### 任務目標 1:
請依據節錄回答下列問題:
(a) 生產隊上工的喇叭聲響起時,誰扔了磨棍跑了?
(b) 村東學校的鈴聲響起時,哥哥放下磨棍後做了什麼?
(c) 有時誰會過來替娘往灶壙裡燒火?

### 節錄:

村里生產隊上工的喇叭聲響起來的時候,兩個姐姐就扔了磨棍逃也似地跑了,村東學校的鈴聲響起來時,哥哥也放下磨棍背上書包走了,一座沉重的石磨,上面放置著才推了一半的地瓜干盆子,旁邊就只剩下娘一個人了,娘沒有嘆氣,抱著磨棍自個兒推起了石磨,轉動的石磨發出一種嗡嗡的聲音,透過窗欞子飛到屋子里,我躺在床上,似乎仍在夢中,可這聲音我是再熟悉不過了,娘從沒叫醒我,即使她一個人抱著磨棍,大汗淋漓地推動著石磨。

娘一個人推完了一大盆子煎餅糊糊,從磨道里收拾起來,還得到鍋屋的灶壙子上放下鏊子,烙煎餅。有時大奶奶或奶奶過來替她往灶壙里燒火,將風箱拉得呼扇呼扇地響,濃濃的煙霧彌漫了鍋屋,她讓這濃煙淹得眼淚都要流出來了,還得將糊糊抱在手里往燒熱了的鏊子上滾,糊糊在她的手里滾動著,乳白色的蒸氣伴隨著咝咝的聲音從鏊子上升騰起來,很快煎餅就在鏊子上翹起了邊,娘用鐵鏟子順勢一搶,再用兩手一揭,一張煎餅就脫鏊子而起了。

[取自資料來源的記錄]
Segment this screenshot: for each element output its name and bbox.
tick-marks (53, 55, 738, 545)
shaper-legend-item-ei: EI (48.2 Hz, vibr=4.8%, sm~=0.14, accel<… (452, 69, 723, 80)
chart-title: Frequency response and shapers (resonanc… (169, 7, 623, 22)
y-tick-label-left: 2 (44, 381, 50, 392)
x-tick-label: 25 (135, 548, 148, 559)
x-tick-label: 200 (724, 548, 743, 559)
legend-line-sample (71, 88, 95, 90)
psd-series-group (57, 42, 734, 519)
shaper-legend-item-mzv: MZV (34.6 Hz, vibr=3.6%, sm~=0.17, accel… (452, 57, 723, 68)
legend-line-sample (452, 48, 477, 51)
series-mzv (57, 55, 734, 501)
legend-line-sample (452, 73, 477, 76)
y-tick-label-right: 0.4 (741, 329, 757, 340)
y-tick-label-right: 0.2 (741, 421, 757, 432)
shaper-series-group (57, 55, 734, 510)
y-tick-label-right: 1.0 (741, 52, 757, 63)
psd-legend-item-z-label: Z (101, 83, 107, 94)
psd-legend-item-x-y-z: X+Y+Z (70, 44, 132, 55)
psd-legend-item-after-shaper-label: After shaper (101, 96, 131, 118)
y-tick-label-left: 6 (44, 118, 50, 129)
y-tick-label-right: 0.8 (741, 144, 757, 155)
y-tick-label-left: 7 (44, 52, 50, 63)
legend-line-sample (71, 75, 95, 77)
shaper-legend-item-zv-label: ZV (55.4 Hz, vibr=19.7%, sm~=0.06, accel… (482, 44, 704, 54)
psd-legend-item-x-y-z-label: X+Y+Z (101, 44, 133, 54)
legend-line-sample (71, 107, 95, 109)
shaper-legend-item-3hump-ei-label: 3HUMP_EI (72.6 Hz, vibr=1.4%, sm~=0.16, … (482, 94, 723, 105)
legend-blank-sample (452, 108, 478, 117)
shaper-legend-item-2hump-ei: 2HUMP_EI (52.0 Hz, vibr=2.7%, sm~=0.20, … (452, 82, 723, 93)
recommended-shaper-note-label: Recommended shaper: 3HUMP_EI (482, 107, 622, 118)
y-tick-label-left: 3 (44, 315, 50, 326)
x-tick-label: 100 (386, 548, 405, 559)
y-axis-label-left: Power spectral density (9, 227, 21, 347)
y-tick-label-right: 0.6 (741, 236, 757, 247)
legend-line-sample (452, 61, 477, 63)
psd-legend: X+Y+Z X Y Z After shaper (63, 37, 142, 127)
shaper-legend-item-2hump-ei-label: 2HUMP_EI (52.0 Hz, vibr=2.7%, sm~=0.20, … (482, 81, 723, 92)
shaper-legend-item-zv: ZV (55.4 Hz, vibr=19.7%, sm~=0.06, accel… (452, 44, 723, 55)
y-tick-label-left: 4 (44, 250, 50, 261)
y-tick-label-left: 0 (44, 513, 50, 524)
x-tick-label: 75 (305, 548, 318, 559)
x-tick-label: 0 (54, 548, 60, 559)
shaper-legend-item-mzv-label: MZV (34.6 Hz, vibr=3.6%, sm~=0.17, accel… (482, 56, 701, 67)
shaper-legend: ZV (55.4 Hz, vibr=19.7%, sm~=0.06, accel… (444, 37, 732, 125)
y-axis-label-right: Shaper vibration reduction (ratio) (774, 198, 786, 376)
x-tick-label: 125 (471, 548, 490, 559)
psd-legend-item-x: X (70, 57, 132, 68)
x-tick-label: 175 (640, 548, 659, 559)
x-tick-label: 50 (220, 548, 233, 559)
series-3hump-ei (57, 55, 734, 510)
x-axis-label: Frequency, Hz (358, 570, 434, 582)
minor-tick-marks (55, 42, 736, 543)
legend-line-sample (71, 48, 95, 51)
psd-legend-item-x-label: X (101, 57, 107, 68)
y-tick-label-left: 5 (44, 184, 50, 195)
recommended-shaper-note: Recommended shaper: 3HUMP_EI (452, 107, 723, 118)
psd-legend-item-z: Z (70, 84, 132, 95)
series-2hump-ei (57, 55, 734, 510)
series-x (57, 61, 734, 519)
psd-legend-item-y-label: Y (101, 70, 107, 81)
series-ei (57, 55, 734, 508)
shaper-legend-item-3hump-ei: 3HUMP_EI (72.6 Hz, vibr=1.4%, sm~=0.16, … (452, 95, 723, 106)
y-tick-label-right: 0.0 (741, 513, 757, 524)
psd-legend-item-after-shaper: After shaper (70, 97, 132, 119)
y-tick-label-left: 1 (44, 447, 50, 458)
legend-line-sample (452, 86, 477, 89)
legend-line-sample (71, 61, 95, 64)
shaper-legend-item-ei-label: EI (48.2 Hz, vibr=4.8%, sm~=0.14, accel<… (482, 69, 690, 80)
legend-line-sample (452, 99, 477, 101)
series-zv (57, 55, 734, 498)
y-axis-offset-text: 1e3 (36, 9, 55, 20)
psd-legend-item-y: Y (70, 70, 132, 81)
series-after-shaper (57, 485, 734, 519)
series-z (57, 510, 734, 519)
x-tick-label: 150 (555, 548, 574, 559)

### 任務目標 2:
請將上方所附資料中的列一字不改地抄錄下來,從資料的第一列起,一直到含有「x-tick-label: 200 (724, 548, 743, 559)」的那一列為止,首尾兩列皆須包含在內。

### 任務答案 1:
(a) 兩個姐姐。
(b) 背上書包走了。
(c) 大奶奶或奶奶。

### 任務答案 2:
Segment this screenshot: for each element output its name and bbox.
tick-marks (53, 55, 738, 545)
shaper-legend-item-ei: EI (48.2 Hz, vibr=4.8%, sm~=0.14, accel<… (452, 69, 723, 80)
chart-title: Frequency response and shapers (resonanc… (169, 7, 623, 22)
y-tick-label-left: 2 (44, 381, 50, 392)
x-tick-label: 25 (135, 548, 148, 559)
x-tick-label: 200 (724, 548, 743, 559)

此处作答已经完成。